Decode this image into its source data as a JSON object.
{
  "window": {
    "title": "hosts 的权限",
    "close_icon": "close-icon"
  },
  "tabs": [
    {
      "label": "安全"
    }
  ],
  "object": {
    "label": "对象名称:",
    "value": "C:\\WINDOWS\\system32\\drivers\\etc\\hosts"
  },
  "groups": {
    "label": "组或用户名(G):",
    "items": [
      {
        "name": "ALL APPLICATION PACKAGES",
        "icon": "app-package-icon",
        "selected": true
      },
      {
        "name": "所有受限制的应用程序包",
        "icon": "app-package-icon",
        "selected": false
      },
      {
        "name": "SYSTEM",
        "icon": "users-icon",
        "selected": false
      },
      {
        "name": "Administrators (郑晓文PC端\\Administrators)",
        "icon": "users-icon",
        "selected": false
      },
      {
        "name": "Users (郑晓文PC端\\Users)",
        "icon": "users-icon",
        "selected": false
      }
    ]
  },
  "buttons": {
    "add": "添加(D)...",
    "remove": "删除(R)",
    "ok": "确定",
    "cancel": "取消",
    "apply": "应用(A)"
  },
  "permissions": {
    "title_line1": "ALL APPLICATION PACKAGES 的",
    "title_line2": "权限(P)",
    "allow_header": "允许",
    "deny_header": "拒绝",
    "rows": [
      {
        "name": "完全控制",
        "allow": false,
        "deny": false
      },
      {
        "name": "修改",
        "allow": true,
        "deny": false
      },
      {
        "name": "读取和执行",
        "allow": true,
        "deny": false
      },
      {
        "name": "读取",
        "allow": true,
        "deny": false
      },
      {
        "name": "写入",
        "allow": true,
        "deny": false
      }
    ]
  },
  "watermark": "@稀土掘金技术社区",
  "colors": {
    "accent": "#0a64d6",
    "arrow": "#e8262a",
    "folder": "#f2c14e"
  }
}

= EXERCISE TASK =
Write out all the data again, exactly as it appears.

= ANSWER TO THIS TASK =
Decode this image into its source data as a JSON object.
{
  "window": {
    "title": "hosts 的权限",
    "close_icon": "close-icon"
  },
  "tabs": [
    {
      "label": "安全"
    }
  ],
  "object": {
    "label": "对象名称:",
    "value": "C:\\WINDOWS\\system32\\drivers\\etc\\hosts"
  },
  "groups": {
    "label": "组或用户名(G):",
    "items": [
      {
        "name": "ALL APPLICATION PACKAGES",
        "icon": "app-package-icon",
        "selected": true
      },
      {
        "name": "所有受限制的应用程序包",
        "icon": "app-package-icon",
        "selected": false
      },
      {
        "name": "SYSTEM",
        "icon": "users-icon",
        "selected": false
      },
      {
        "name": "Administrators (郑晓文PC端\\Administrators)",
        "icon": "users-icon",
        "selected": false
      },
      {
        "name": "Users (郑晓文PC端\\Users)",
        "icon": "users-icon",
        "selected": false
      }
    ]
  },
  "buttons": {
    "add": "添加(D)...",
    "remove": "删除(R)",
    "ok": "确定",
    "cancel": "取消",
    "apply": "应用(A)"
  },
  "permissions": {
    "title_line1": "ALL APPLICATION PACKAGES 的",
    "title_line2": "权限(P)",
    "allow_header": "允许",
    "deny_header": "拒绝",
    "rows": [
      {
        "name": "完全控制",
        "allow": false,
        "deny": false
      },
      {
        "name": "修改",
        "allow": true,
        "deny": false
      },
      {
        "name": "读取和执行",
        "allow": true,
        "deny": false
      },
      {
        "name": "读取",
        "allow": true,
        "deny": false
      },
      {
        "name": "写入",
        "allow": true,
        "deny": false
      }
    ]
  },
  "watermark": "@稀土掘金技术社区",
  "colors": {
    "accent": "#0a64d6",
    "arrow": "#e8262a",
    "folder": "#f2c14e"
  }
}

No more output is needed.